-------- ENTRIES SUPPLIED

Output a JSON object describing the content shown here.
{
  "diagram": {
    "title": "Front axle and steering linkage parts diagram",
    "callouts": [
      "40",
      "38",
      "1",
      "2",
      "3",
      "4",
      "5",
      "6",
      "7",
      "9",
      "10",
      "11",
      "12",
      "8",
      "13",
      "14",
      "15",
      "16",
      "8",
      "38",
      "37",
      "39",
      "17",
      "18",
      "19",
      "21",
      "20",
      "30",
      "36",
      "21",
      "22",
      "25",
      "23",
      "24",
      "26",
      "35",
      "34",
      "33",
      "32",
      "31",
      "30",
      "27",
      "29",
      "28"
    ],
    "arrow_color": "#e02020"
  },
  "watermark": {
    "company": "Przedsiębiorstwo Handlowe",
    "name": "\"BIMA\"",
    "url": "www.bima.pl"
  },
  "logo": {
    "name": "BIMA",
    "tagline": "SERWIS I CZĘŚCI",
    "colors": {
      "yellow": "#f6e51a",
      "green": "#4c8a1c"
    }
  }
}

----------------
-------- ENTRIES SUPPLIED

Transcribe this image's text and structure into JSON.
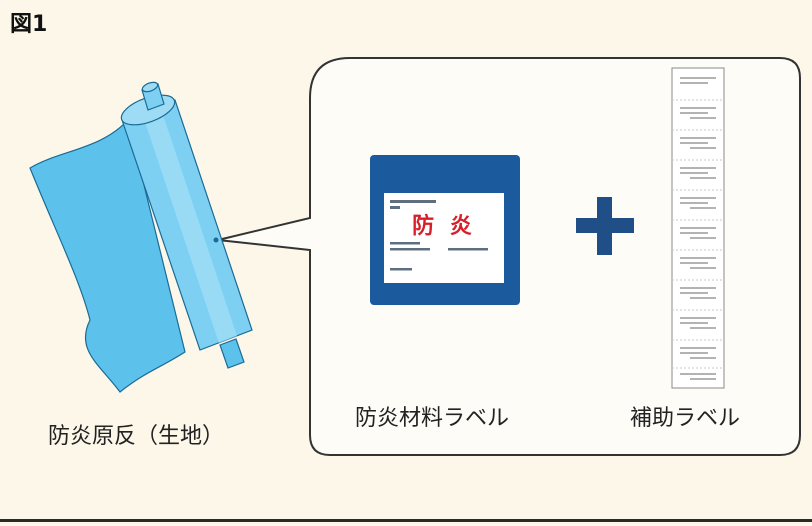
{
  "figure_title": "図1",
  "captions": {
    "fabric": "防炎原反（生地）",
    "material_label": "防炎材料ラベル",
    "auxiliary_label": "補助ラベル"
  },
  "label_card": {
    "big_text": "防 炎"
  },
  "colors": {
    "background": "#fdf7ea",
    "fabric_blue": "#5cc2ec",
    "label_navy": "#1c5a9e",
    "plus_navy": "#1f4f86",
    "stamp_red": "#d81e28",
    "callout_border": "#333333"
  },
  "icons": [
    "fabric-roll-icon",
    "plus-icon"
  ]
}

----------------

* **WHAT TO DO**: Copy each line of the listing in which the word "JSON" can be found.

* **FINISHED EXERCISE**:
Output a JSON object describing the content shown here.
Transcribe this image's text and structure into JSON.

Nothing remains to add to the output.